##### DATA FOR PROCESSING #####
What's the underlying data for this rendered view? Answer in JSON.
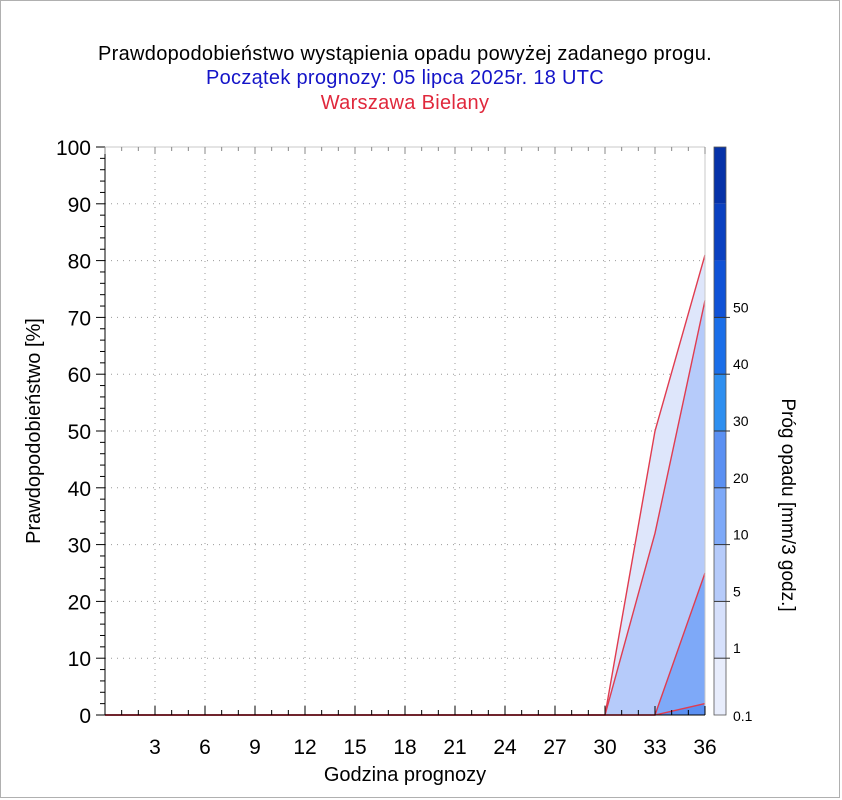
{
  "colors": {
    "title": "#000000",
    "subtitle": "#1414c8",
    "station": "#e0283c",
    "series_line": "#e03c50",
    "grid": "#9a9a9a"
  },
  "chart_data": {
    "type": "area",
    "title": "Prawdopodobieństwo wystąpienia opadu powyżej zadanego progu.",
    "subtitle": "Początek prognozy: 05 lipca 2025r. 18 UTC",
    "station": "Warszawa Bielany",
    "xlabel": "Godzina prognozy",
    "ylabel": "Prawdopodobieństwo [%]",
    "xlim": [
      0,
      36
    ],
    "ylim": [
      0,
      100
    ],
    "xticks": [
      3,
      6,
      9,
      12,
      15,
      18,
      21,
      24,
      27,
      30,
      33,
      36
    ],
    "yticks": [
      0,
      10,
      20,
      30,
      40,
      50,
      60,
      70,
      80,
      90,
      100
    ],
    "grid": true,
    "x": [
      3,
      6,
      9,
      12,
      15,
      18,
      21,
      24,
      27,
      30,
      33,
      36
    ],
    "series": [
      {
        "threshold": "0.1",
        "color": "#dee6fb",
        "values": [
          0,
          0,
          0,
          0,
          0,
          0,
          0,
          0,
          0,
          0,
          50,
          81
        ]
      },
      {
        "threshold": "1",
        "color": "#b6cbfa",
        "values": [
          0,
          0,
          0,
          0,
          0,
          0,
          0,
          0,
          0,
          0,
          32,
          73
        ]
      },
      {
        "threshold": "5",
        "color": "#7ea9f8",
        "values": [
          0,
          0,
          0,
          0,
          0,
          0,
          0,
          0,
          0,
          0,
          0,
          25
        ]
      },
      {
        "threshold": "10",
        "color": "#5b90f2",
        "values": [
          0,
          0,
          0,
          0,
          0,
          0,
          0,
          0,
          0,
          0,
          0,
          2
        ]
      }
    ],
    "colorbar": {
      "label": "Próg opadu [mm/3 godz.]",
      "labels": [
        "0.1",
        "1",
        "5",
        "10",
        "20",
        "30",
        "40",
        "50"
      ],
      "colors": [
        "#e8edfc",
        "#d6e0fb",
        "#b6cbfa",
        "#7ea9f8",
        "#5b90f2",
        "#2e8ff0",
        "#1a6ee8",
        "#1052d6",
        "#0a40c0",
        "#0632a8"
      ]
    }
  }
}
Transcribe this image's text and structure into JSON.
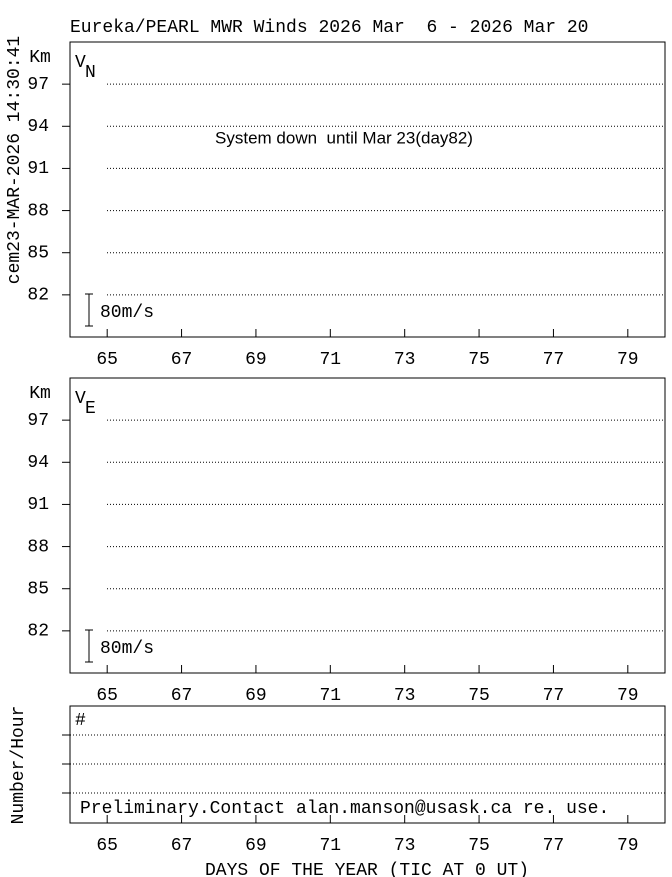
{
  "chart_data": [
    {
      "type": "line",
      "title": "Eureka/PEARL MWR Winds 2026 Mar  6 - 2026 Mar 20",
      "side_label": "cem23-MAR-2026 14:30:41",
      "y_label": "Km",
      "panel_label": "V",
      "panel_subscript": "N",
      "annotation": "System down  until Mar 23(day82)",
      "scale_label": "80m/s",
      "xlim": [
        64,
        80
      ],
      "xticks": [
        65,
        67,
        69,
        71,
        73,
        75,
        77,
        79
      ],
      "ylim": [
        79,
        100
      ],
      "yticks": [
        97,
        94,
        91,
        88,
        85,
        82
      ],
      "grid": true
    },
    {
      "type": "line",
      "y_label": "Km",
      "panel_label": "V",
      "panel_subscript": "E",
      "scale_label": "80m/s",
      "xlim": [
        64,
        80
      ],
      "xticks": [
        65,
        67,
        69,
        71,
        73,
        75,
        77,
        79
      ],
      "ylim": [
        79,
        100
      ],
      "yticks": [
        97,
        94,
        91,
        88,
        85,
        82
      ],
      "grid": true
    },
    {
      "type": "line",
      "y_label": "Number/Hour",
      "panel_label": "#",
      "annotation": "Preliminary.Contact alan.manson@usask.ca re. use.",
      "x_label": "DAYS OF THE YEAR (TIC AT 0 UT)",
      "xlim": [
        64,
        80
      ],
      "xticks": [
        65,
        67,
        69,
        71,
        73,
        75,
        77,
        79
      ]
    }
  ]
}
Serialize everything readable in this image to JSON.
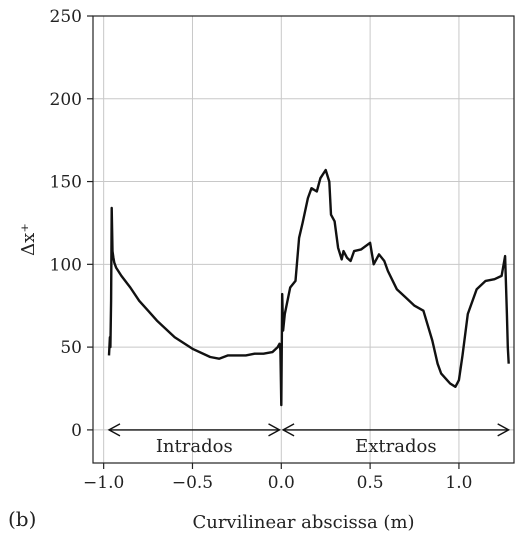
{
  "panel_tag": "(b)",
  "chart_data": {
    "type": "line",
    "title": "",
    "xlabel": "Curvilinear abscissa (m)",
    "ylabel": "Δx⁺",
    "xlim": [
      -1.06,
      1.31
    ],
    "ylim": [
      -20,
      250
    ],
    "grid": true,
    "xticks": [
      -1.0,
      -0.5,
      0.0,
      0.5,
      1.0
    ],
    "xtick_labels": [
      "−1.0",
      "−0.5",
      "0.0",
      "0.5",
      "1.0"
    ],
    "yticks": [
      0,
      50,
      100,
      150,
      200,
      250
    ],
    "ytick_labels": [
      "0",
      "50",
      "100",
      "150",
      "200",
      "250"
    ],
    "series": [
      {
        "x": [
          -0.97,
          -0.965,
          -0.962,
          -0.958,
          -0.955,
          -0.952,
          -0.95,
          -0.945,
          -0.94,
          -0.93,
          -0.9,
          -0.85,
          -0.8,
          -0.75,
          -0.7,
          -0.6,
          -0.5,
          -0.4,
          -0.35,
          -0.3,
          -0.25,
          -0.2,
          -0.15,
          -0.1,
          -0.05,
          -0.02,
          -0.01,
          -0.005,
          0.0,
          0.005,
          0.01,
          0.02,
          0.05,
          0.08,
          0.1,
          0.12,
          0.15,
          0.17,
          0.2,
          0.22,
          0.25,
          0.27,
          0.28,
          0.3,
          0.32,
          0.34,
          0.35,
          0.37,
          0.39,
          0.41,
          0.45,
          0.5,
          0.52,
          0.55,
          0.58,
          0.6,
          0.65,
          0.7,
          0.75,
          0.8,
          0.85,
          0.88,
          0.9,
          0.95,
          0.98,
          1.0,
          1.02,
          1.05,
          1.1,
          1.15,
          1.2,
          1.24,
          1.26,
          1.27,
          1.275,
          1.28
        ],
        "y": [
          45,
          56,
          50,
          78,
          134,
          118,
          108,
          104,
          101,
          98,
          93,
          86,
          78,
          72,
          66,
          56,
          49,
          44,
          43,
          45,
          45,
          45,
          46,
          46,
          47,
          50,
          52,
          48,
          15,
          82,
          60,
          70,
          86,
          90,
          116,
          125,
          140,
          146,
          144,
          152,
          157,
          150,
          130,
          126,
          110,
          103,
          108,
          104,
          102,
          108,
          109,
          113,
          100,
          106,
          102,
          96,
          85,
          80,
          75,
          72,
          54,
          40,
          34,
          28,
          26,
          30,
          45,
          70,
          85,
          90,
          91,
          93,
          105,
          70,
          50,
          40
        ]
      }
    ],
    "annotations": [
      {
        "text": "Intrados",
        "x_start": -0.97,
        "x_end": -0.01,
        "y": 0
      },
      {
        "text": "Extrados",
        "x_start": 0.01,
        "x_end": 1.28,
        "y": 0
      }
    ]
  }
}
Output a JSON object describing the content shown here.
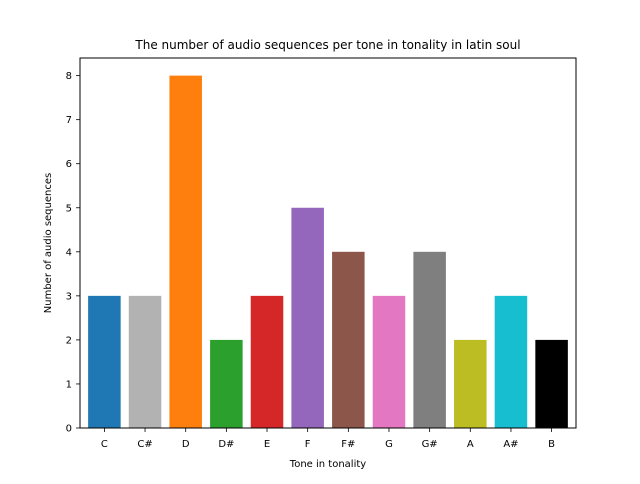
{
  "chart_data": {
    "type": "bar",
    "title": "The number of audio sequences per tone in tonality in latin soul",
    "xlabel": "Tone in tonality",
    "ylabel": "Number of audio sequences",
    "categories": [
      "C",
      "C#",
      "D",
      "D#",
      "E",
      "F",
      "F#",
      "G",
      "G#",
      "A",
      "A#",
      "B"
    ],
    "values": [
      3,
      3,
      8,
      2,
      3,
      5,
      4,
      3,
      4,
      2,
      3,
      2
    ],
    "colors": [
      "#1f77b4",
      "#b2b2b2",
      "#ff7f0e",
      "#2ca02c",
      "#d62728",
      "#9467bd",
      "#8c564b",
      "#e377c2",
      "#7f7f7f",
      "#bcbd22",
      "#17becf",
      "#000000"
    ],
    "ylim": [
      0,
      8.4
    ],
    "yticks": [
      0,
      1,
      2,
      3,
      4,
      5,
      6,
      7,
      8
    ],
    "grid": false,
    "legend": "none"
  }
}
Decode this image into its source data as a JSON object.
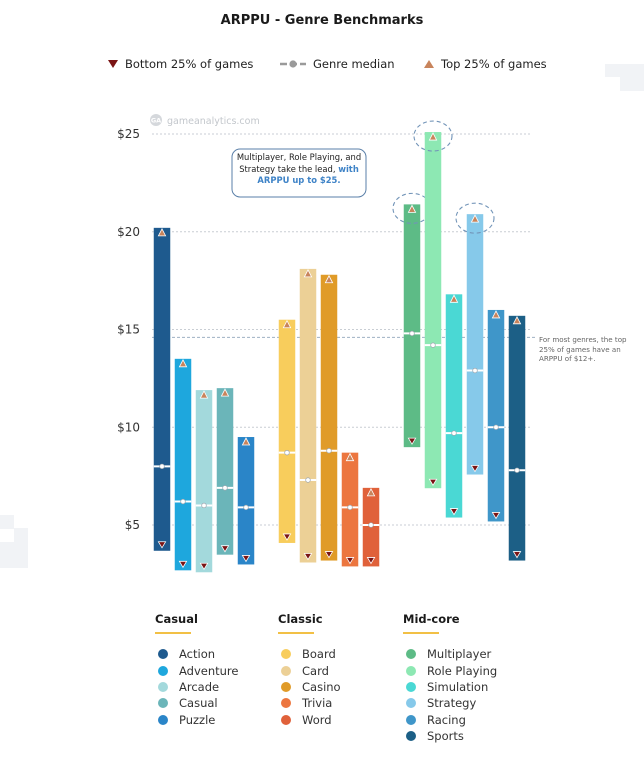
#####
EXERCISE AIM
Report back each line of the entries that holds the string "tonality".

THE RESULT
    "title": "The number of audio sequences per tone in tonality in latin soul",
    "xlabel": "Tone in tonality",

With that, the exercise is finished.